## SUPPLIED TEXT:
[BEGIN]

|
You do not even need to subtract 'r'. int run_switches(const char* s) {
int s_count = 0;
const char *begin = s;
while(*s) {
s_count += (1 & *s++);
}
int count = s-begin;
return count - s_count;
}
which compiles to: .L49:
and edx, 1
add rax, 1
add ecx, edx
movzx edx, BYTE PTR [rax]
test dl, dl
jne .L49
edit: other variant int run_switches2(const char* s) {
const char *begin = s;
int sum = 0;
while(*s) {
sum += *s++;
}
int count = s-begin;
int s_count = sum - ('s'*count)/('p'-'s');
int p_count = count - s_count;
return p_count - s_count;
}
which compiles to: run_switches2(char const*):
movsx eax, BYTE PTR [rdi]
test al, al
je .L56
mov rdx, rdi
xor ecx, ecx
.L55:
add rdx, 1
add ecx, eax
movsx eax, BYTE PTR [rdx]
test al, al
jne .L55
sub rdx, rdi
imul esi, edx, 115
movsx rax, esi
sar esi, 31
imul rax, rax, 1431655766
shr rax, 32
sub eax, esi
add ecx, eax
sub edx, ecx
mov eax, edx
sub eax, ecx
ret
.L56:
xor eax, eax
ret
None of these will beat the clever blocked SIMD someone showed elsethread. |

[END]

Element placement data:
[BEGIN]

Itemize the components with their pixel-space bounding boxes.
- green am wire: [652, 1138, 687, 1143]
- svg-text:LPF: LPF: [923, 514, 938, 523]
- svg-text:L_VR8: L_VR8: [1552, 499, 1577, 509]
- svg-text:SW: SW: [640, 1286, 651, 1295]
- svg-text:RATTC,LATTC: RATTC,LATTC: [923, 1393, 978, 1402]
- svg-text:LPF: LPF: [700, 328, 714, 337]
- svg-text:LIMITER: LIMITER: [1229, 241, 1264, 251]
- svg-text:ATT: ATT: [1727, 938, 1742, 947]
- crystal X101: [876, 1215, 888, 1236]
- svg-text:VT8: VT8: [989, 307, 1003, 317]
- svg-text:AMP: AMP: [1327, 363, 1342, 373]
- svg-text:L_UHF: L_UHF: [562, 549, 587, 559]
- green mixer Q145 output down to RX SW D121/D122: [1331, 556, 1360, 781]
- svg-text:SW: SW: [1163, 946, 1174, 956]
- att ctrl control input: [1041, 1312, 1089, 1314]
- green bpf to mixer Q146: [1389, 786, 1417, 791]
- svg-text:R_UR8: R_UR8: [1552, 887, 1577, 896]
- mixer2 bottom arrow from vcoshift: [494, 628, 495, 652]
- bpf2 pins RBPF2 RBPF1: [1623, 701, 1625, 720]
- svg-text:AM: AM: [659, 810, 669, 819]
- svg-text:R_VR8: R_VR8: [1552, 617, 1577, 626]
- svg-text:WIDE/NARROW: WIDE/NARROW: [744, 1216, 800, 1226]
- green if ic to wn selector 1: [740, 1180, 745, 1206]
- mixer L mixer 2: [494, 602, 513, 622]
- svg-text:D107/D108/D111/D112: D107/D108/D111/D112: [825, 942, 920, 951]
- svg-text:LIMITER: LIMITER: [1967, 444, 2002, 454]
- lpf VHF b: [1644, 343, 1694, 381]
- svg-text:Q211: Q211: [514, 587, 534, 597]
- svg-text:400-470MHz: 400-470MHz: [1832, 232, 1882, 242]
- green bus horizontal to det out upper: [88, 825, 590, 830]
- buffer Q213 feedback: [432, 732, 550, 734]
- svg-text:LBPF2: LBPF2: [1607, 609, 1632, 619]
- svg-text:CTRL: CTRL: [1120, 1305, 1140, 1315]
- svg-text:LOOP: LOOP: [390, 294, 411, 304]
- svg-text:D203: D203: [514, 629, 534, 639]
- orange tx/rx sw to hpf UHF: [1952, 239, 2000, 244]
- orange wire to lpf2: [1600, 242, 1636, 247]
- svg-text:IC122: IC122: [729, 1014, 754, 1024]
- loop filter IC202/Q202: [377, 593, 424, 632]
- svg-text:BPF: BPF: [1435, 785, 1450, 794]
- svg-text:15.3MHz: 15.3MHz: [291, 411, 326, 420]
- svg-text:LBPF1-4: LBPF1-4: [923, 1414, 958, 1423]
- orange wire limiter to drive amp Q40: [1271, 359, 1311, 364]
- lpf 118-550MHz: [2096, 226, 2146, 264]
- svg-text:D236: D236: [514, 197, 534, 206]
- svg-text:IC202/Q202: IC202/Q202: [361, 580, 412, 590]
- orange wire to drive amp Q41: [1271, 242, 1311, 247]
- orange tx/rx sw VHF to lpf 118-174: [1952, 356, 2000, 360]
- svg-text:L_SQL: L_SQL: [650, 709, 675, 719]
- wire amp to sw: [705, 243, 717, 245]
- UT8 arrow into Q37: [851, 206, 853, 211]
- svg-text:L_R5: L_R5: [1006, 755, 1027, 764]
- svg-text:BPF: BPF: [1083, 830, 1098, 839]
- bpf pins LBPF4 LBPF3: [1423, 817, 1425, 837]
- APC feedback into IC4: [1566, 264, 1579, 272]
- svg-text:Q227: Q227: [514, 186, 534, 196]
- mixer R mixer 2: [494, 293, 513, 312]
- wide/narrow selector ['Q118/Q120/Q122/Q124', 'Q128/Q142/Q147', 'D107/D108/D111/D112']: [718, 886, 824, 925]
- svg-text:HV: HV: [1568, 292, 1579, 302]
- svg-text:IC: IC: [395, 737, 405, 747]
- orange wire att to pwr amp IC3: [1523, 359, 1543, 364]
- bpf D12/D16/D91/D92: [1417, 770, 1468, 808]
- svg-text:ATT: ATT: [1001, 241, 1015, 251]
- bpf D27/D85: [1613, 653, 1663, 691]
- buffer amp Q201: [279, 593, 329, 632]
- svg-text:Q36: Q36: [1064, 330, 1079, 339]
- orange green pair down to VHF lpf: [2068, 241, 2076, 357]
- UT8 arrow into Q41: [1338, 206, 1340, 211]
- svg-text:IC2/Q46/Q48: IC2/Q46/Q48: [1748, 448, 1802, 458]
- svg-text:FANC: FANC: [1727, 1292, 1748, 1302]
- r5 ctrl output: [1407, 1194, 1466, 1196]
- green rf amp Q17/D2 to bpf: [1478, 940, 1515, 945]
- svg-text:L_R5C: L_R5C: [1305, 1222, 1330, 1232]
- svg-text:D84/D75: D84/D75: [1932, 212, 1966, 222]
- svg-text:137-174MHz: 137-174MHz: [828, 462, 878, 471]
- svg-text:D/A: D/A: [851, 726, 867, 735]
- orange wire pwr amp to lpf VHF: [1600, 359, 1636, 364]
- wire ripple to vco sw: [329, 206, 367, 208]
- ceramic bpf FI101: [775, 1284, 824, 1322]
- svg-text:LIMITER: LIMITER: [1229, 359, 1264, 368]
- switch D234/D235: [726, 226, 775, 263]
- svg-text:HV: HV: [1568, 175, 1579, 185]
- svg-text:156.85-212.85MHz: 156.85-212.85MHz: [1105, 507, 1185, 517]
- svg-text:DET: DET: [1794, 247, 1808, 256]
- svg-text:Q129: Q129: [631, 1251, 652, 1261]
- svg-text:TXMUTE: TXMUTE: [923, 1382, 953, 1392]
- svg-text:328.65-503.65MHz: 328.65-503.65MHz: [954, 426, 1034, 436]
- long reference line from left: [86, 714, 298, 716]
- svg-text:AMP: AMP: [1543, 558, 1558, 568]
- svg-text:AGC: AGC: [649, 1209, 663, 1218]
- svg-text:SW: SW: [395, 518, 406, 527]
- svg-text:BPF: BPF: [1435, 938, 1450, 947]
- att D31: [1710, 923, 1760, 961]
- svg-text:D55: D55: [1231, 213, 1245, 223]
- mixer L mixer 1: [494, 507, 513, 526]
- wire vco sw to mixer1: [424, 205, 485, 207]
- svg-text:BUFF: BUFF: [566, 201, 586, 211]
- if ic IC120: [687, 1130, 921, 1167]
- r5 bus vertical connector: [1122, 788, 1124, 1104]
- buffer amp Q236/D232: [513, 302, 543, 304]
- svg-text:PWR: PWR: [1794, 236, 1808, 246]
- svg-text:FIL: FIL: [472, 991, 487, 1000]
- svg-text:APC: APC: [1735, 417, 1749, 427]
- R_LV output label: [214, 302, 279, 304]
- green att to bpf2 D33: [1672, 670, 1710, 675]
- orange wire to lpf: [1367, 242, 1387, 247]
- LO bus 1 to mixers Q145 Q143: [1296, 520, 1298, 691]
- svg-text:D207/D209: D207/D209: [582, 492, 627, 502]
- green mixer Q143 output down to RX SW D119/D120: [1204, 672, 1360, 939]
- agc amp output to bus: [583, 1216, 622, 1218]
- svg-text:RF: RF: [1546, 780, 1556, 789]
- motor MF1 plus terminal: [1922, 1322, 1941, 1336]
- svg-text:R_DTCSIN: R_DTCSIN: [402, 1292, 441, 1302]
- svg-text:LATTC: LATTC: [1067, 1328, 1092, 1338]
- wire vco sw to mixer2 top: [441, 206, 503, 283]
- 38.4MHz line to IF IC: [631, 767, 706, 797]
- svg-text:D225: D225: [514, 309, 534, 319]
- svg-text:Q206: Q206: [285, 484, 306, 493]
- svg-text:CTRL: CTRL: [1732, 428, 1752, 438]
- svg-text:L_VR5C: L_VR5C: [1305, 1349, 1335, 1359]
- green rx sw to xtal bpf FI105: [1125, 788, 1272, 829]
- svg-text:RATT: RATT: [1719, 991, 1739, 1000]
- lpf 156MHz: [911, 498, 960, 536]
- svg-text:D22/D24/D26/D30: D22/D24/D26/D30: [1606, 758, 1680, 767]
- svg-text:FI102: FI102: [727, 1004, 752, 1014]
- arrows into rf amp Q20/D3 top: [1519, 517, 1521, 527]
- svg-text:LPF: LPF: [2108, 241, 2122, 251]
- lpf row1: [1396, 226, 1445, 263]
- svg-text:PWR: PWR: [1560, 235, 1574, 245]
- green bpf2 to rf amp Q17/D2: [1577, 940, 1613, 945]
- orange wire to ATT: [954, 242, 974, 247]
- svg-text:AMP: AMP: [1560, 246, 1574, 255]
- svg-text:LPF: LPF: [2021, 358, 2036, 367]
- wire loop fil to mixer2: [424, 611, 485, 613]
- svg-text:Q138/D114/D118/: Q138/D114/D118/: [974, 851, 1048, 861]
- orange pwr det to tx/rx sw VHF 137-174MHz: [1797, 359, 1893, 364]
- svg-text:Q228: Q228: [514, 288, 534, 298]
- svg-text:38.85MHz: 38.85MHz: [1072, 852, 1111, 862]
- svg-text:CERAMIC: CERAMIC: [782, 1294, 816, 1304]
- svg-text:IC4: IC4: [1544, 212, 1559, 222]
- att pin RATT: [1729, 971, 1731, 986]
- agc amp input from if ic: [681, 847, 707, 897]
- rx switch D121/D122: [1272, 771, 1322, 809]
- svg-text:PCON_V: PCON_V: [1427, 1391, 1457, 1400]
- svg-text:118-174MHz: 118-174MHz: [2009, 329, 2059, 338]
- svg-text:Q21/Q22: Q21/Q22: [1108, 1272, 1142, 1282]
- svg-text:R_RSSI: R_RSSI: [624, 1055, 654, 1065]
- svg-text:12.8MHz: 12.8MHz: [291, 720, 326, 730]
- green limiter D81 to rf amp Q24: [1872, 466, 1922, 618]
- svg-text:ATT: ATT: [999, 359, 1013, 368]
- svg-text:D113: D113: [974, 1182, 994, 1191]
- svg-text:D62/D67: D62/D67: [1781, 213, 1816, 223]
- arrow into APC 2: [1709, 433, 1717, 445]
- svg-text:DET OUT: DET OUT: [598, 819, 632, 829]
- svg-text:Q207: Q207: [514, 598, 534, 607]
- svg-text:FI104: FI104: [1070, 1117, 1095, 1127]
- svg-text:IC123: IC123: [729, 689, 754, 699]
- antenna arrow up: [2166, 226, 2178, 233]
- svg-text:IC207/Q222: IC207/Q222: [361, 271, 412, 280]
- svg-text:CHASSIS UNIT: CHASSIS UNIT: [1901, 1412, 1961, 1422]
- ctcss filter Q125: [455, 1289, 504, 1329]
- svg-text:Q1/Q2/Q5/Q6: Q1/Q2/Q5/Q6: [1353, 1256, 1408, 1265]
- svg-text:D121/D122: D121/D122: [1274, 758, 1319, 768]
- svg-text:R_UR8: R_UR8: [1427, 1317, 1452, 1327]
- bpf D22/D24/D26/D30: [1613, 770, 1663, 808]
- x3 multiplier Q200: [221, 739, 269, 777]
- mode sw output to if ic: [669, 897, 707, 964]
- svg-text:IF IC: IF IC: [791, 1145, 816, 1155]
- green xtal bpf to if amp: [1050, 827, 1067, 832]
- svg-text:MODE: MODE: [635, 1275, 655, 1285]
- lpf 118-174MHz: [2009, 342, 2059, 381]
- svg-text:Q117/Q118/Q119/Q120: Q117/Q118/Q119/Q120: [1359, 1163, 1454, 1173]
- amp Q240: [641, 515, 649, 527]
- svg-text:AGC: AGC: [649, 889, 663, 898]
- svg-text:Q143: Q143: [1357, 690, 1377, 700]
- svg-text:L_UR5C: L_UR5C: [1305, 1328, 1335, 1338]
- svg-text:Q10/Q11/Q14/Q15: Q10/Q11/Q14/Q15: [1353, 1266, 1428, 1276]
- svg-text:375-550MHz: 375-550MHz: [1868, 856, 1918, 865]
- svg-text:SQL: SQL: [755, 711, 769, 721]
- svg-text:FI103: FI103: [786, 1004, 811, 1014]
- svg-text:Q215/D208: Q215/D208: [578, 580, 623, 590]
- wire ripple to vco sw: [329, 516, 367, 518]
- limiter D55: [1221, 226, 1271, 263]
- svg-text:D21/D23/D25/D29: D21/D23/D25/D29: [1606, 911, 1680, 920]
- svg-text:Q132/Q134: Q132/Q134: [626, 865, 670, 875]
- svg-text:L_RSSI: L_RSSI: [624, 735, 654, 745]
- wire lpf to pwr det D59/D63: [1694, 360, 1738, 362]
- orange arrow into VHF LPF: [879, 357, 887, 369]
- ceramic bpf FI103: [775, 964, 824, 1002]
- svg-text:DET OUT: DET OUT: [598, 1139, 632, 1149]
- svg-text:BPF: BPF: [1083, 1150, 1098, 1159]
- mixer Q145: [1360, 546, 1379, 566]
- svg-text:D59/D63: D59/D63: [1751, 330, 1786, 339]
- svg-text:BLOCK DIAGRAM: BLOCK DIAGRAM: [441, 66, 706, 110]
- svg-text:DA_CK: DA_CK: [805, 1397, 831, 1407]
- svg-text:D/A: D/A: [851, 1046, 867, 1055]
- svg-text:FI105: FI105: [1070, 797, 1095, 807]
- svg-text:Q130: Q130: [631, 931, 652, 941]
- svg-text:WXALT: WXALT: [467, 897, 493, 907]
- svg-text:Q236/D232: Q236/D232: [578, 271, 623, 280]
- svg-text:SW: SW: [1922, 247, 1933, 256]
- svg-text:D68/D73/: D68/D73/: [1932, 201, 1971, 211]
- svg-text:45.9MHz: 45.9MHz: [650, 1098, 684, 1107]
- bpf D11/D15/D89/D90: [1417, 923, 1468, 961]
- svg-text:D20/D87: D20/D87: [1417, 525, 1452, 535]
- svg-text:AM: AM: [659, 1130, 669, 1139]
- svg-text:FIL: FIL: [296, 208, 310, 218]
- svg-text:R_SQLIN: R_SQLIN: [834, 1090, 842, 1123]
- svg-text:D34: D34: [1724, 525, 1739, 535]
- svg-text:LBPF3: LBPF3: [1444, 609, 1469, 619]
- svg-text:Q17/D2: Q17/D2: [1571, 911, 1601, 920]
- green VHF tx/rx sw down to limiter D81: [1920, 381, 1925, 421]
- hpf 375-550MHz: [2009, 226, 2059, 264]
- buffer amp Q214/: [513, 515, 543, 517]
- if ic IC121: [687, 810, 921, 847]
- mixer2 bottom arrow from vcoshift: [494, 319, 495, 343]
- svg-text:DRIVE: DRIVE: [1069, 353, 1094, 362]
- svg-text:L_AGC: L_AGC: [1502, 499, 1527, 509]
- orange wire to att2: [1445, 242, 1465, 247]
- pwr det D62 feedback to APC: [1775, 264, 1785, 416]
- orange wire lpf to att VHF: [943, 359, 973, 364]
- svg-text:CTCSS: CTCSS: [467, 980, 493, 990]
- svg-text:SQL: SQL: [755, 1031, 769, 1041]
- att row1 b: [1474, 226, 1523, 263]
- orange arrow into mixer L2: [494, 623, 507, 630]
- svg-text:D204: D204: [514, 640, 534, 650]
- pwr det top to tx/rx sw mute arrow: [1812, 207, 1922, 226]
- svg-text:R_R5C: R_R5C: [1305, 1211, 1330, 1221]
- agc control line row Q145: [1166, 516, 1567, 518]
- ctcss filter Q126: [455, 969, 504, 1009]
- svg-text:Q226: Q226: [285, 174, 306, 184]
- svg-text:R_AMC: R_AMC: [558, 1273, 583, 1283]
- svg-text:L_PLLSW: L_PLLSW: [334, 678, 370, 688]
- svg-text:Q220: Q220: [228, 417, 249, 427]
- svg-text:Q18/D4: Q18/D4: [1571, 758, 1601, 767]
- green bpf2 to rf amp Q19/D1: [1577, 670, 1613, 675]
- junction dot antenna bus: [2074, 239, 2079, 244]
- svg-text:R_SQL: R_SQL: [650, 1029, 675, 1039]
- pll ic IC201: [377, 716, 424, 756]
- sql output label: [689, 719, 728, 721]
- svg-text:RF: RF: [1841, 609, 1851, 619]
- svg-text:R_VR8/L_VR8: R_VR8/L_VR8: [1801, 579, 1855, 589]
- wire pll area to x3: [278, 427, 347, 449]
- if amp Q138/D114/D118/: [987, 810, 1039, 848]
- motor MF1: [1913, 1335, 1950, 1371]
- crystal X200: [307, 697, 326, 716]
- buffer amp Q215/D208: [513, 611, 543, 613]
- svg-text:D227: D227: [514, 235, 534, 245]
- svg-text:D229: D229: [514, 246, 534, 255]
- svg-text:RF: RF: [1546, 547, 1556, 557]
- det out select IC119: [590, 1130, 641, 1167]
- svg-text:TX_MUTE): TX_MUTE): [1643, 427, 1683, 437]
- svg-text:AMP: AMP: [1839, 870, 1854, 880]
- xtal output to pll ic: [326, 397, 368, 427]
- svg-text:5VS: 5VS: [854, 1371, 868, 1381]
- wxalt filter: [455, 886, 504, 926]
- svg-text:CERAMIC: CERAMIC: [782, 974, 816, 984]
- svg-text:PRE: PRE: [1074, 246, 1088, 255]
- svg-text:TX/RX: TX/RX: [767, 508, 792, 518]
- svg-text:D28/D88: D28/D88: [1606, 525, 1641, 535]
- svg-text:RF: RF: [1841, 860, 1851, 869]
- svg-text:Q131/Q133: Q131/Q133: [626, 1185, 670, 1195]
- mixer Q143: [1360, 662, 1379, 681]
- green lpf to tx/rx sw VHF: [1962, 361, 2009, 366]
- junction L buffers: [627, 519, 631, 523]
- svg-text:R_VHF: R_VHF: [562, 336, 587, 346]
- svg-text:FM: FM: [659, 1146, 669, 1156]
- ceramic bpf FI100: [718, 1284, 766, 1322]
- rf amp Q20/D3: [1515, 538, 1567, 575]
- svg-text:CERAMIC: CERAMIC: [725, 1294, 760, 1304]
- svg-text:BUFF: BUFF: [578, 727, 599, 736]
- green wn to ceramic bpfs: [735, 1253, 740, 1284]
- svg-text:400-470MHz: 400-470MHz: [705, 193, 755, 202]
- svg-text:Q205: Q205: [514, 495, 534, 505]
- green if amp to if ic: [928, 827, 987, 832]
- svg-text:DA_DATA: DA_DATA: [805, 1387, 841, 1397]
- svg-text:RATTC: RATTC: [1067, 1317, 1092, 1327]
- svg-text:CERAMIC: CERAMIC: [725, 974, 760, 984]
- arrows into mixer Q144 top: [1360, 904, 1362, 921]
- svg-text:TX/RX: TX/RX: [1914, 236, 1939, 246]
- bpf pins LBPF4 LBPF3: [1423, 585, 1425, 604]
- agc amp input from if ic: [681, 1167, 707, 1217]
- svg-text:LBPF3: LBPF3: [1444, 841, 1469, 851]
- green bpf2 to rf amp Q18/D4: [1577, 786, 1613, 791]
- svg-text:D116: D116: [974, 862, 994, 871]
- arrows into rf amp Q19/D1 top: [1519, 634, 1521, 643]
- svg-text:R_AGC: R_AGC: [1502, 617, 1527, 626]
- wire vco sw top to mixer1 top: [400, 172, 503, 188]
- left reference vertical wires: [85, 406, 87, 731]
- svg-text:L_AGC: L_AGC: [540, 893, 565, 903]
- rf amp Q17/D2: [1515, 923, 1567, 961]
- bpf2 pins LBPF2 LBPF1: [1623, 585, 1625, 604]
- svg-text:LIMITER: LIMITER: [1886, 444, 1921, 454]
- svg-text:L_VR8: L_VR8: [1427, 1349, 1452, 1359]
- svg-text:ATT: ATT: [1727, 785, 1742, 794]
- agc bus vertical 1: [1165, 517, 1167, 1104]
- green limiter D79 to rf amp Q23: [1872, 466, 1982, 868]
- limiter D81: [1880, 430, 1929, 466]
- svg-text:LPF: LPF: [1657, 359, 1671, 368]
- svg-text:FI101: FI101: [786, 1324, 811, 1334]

[END]

## THE TASK:
According to the forum post, what will none of the shown variants beat?

## EXERCISE ANSWER:
The clever blocked SIMD that someone showed elsethread.